> [PROBLEM DETAILS]:
Print the listing below exactly.

> [MATERIAL PROVIDED]:

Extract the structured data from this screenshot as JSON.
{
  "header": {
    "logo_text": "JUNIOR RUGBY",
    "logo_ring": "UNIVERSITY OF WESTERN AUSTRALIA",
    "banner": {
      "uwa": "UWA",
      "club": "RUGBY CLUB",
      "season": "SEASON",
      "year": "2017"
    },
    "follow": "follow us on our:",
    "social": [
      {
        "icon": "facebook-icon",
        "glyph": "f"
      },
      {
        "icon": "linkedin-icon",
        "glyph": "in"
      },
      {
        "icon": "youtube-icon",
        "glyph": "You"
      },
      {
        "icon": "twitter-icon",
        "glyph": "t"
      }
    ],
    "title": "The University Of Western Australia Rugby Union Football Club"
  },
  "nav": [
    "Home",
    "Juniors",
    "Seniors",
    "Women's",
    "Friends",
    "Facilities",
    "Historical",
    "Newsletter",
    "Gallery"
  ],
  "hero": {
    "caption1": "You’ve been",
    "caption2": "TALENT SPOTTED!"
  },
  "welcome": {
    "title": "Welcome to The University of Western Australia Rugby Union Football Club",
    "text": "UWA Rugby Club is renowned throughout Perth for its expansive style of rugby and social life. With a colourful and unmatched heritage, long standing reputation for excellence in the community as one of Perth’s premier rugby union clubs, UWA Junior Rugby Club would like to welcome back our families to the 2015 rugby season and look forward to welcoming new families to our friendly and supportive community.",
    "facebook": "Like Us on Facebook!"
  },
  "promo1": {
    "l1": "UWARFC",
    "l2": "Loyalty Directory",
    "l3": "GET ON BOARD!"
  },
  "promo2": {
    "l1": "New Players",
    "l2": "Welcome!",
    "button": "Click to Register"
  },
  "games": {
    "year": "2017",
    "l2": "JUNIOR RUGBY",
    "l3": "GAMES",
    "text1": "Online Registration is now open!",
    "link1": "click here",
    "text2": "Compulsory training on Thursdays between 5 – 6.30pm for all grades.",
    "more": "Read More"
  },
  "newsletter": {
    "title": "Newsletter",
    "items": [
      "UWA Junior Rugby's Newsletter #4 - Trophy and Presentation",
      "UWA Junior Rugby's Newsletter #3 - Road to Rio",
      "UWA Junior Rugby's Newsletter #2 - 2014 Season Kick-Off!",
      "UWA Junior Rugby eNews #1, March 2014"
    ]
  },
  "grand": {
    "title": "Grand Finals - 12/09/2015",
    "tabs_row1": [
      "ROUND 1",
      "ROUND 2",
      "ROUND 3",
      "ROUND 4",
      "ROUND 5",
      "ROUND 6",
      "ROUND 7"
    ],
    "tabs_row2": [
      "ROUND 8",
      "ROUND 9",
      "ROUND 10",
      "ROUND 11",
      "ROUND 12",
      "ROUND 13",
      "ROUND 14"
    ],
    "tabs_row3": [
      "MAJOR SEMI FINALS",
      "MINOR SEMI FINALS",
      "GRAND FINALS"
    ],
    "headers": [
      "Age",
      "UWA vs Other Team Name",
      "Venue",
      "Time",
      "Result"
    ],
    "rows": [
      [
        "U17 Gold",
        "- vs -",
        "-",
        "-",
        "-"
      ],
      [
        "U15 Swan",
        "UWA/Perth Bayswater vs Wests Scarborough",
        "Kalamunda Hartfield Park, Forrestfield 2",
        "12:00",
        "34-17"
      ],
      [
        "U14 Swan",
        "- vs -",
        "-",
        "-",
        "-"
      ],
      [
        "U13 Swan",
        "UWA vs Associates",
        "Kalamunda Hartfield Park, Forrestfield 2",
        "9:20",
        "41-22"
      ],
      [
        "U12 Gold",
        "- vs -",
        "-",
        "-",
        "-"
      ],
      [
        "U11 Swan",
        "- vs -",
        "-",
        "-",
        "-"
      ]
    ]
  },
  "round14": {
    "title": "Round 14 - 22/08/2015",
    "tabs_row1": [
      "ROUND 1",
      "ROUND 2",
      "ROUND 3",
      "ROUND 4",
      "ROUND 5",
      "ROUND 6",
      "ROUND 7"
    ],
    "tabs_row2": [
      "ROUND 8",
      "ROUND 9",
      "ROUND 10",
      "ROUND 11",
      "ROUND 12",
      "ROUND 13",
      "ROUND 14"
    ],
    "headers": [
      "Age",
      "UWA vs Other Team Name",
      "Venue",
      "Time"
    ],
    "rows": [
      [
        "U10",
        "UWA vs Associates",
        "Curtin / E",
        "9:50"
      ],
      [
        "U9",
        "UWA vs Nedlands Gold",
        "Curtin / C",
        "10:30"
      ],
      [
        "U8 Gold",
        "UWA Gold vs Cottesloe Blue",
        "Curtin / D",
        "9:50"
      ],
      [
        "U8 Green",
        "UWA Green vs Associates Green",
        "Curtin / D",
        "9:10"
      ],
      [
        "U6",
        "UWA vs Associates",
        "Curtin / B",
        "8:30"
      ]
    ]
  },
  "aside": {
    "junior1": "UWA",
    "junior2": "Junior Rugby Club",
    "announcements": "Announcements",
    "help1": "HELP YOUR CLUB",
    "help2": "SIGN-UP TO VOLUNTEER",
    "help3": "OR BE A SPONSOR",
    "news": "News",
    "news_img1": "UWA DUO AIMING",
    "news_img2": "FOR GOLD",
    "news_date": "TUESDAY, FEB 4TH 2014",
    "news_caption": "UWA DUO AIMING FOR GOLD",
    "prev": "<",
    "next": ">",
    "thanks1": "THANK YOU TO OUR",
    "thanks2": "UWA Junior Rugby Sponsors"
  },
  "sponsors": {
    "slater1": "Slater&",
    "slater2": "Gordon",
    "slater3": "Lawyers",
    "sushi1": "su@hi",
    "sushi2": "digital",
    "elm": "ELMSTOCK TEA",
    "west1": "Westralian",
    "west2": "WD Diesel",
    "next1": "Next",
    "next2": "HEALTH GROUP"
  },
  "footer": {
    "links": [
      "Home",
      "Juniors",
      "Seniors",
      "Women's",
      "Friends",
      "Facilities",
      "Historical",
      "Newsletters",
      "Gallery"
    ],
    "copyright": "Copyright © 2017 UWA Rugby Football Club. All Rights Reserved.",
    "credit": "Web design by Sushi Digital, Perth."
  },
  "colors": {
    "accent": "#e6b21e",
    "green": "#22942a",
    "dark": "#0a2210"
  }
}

> [WRITTEN SOLUTION]:
Extract the structured data from this screenshot as JSON.
{
  "header": {
    "logo_text": "JUNIOR RUGBY",
    "logo_ring": "UNIVERSITY OF WESTERN AUSTRALIA",
    "banner": {
      "uwa": "UWA",
      "club": "RUGBY CLUB",
      "season": "SEASON",
      "year": "2017"
    },
    "follow": "follow us on our:",
    "social": [
      {
        "icon": "facebook-icon",
        "glyph": "f"
      },
      {
        "icon": "linkedin-icon",
        "glyph": "in"
      },
      {
        "icon": "youtube-icon",
        "glyph": "You"
      },
      {
        "icon": "twitter-icon",
        "glyph": "t"
      }
    ],
    "title": "The University Of Western Australia Rugby Union Football Club"
  },
  "nav": [
    "Home",
    "Juniors",
    "Seniors",
    "Women's",
    "Friends",
    "Facilities",
    "Historical",
    "Newsletter",
    "Gallery"
  ],
  "hero": {
    "caption1": "You’ve been",
    "caption2": "TALENT SPOTTED!"
  },
  "welcome": {
    "title": "Welcome to The University of Western Australia Rugby Union Football Club",
    "text": "UWA Rugby Club is renowned throughout Perth for its expansive style of rugby and social life. With a colourful and unmatched heritage, long standing reputation for excellence in the community as one of Perth’s premier rugby union clubs, UWA Junior Rugby Club would like to welcome back our families to the 2015 rugby season and look forward to welcoming new families to our friendly and supportive community.",
    "facebook": "Like Us on Facebook!"
  },
  "promo1": {
    "l1": "UWARFC",
    "l2": "Loyalty Directory",
    "l3": "GET ON BOARD!"
  },
  "promo2": {
    "l1": "New Players",
    "l2": "Welcome!",
    "button": "Click to Register"
  },
  "games": {
    "year": "2017",
    "l2": "JUNIOR RUGBY",
    "l3": "GAMES",
    "text1": "Online Registration is now open!",
    "link1": "click here",
    "text2": "Compulsory training on Thursdays between 5 – 6.30pm for all grades.",
    "more": "Read More"
  },
  "newsletter": {
    "title": "Newsletter",
    "items": [
      "UWA Junior Rugby's Newsletter #4 - Trophy and Presentation",
      "UWA Junior Rugby's Newsletter #3 - Road to Rio",
      "UWA Junior Rugby's Newsletter #2 - 2014 Season Kick-Off!",
      "UWA Junior Rugby eNews #1, March 2014"
    ]
  },
  "grand": {
    "title": "Grand Finals - 12/09/2015",
    "tabs_row1": [
      "ROUND 1",
      "ROUND 2",
      "ROUND 3",
      "ROUND 4",
      "ROUND 5",
      "ROUND 6",
      "ROUND 7"
    ],
    "tabs_row2": [
      "ROUND 8",
      "ROUND 9",
      "ROUND 10",
      "ROUND 11",
      "ROUND 12",
      "ROUND 13",
      "ROUND 14"
    ],
    "tabs_row3": [
      "MAJOR SEMI FINALS",
      "MINOR SEMI FINALS",
      "GRAND FINALS"
    ],
    "headers": [
      "Age",
      "UWA vs Other Team Name",
      "Venue",
      "Time",
      "Result"
    ],
    "rows": [
      [
        "U17 Gold",
        "- vs -",
        "-",
        "-",
        "-"
      ],
      [
        "U15 Swan",
        "UWA/Perth Bayswater vs Wests Scarborough",
        "Kalamunda Hartfield Park, Forrestfield 2",
        "12:00",
        "34-17"
      ],
      [
        "U14 Swan",
        "- vs -",
        "-",
        "-",
        "-"
      ],
      [
        "U13 Swan",
        "UWA vs Associates",
        "Kalamunda Hartfield Park, Forrestfield 2",
        "9:20",
        "41-22"
      ],
      [
        "U12 Gold",
        "- vs -",
        "-",
        "-",
        "-"
      ],
      [
        "U11 Swan",
        "- vs -",
        "-",
        "-",
        "-"
      ]
    ]
  },
  "round14": {
    "title": "Round 14 - 22/08/2015",
    "tabs_row1": [
      "ROUND 1",
      "ROUND 2",
      "ROUND 3",
      "ROUND 4",
      "ROUND 5",
      "ROUND 6",
      "ROUND 7"
    ],
    "tabs_row2": [
      "ROUND 8",
      "ROUND 9",
      "ROUND 10",
      "ROUND 11",
      "ROUND 12",
      "ROUND 13",
      "ROUND 14"
    ],
    "headers": [
      "Age",
      "UWA vs Other Team Name",
      "Venue",
      "Time"
    ],
    "rows": [
      [
        "U10",
        "UWA vs Associates",
        "Curtin / E",
        "9:50"
      ],
      [
        "U9",
        "UWA vs Nedlands Gold",
        "Curtin / C",
        "10:30"
      ],
      [
        "U8 Gold",
        "UWA Gold vs Cottesloe Blue",
        "Curtin / D",
        "9:50"
      ],
      [
        "U8 Green",
        "UWA Green vs Associates Green",
        "Curtin / D",
        "9:10"
      ],
      [
        "U6",
        "UWA vs Associates",
        "Curtin / B",
        "8:30"
      ]
    ]
  },
  "aside": {
    "junior1": "UWA",
    "junior2": "Junior Rugby Club",
    "announcements": "Announcements",
    "help1": "HELP YOUR CLUB",
    "help2": "SIGN-UP TO VOLUNTEER",
    "help3": "OR BE A SPONSOR",
    "news": "News",
    "news_img1": "UWA DUO AIMING",
    "news_img2": "FOR GOLD",
    "news_date": "TUESDAY, FEB 4TH 2014",
    "news_caption": "UWA DUO AIMING FOR GOLD",
    "prev": "<",
    "next": ">",
    "thanks1": "THANK YOU TO OUR",
    "thanks2": "UWA Junior Rugby Sponsors"
  },
  "sponsors": {
    "slater1": "Slater&",
    "slater2": "Gordon",
    "slater3": "Lawyers",
    "sushi1": "su@hi",
    "sushi2": "digital",
    "elm": "ELMSTOCK TEA",
    "west1": "Westralian",
    "west2": "WD Diesel",
    "next1": "Next",
    "next2": "HEALTH GROUP"
  },
  "footer": {
    "links": [
      "Home",
      "Juniors",
      "Seniors",
      "Women's",
      "Friends",
      "Facilities",
      "Historical",
      "Newsletters",
      "Gallery"
    ],
    "copyright": "Copyright © 2017 UWA Rugby Football Club. All Rights Reserved.",
    "credit": "Web design by Sushi Digital, Perth."
  },
  "colors": {
    "accent": "#e6b21e",
    "green": "#22942a",
    "dark": "#0a2210"
  }
}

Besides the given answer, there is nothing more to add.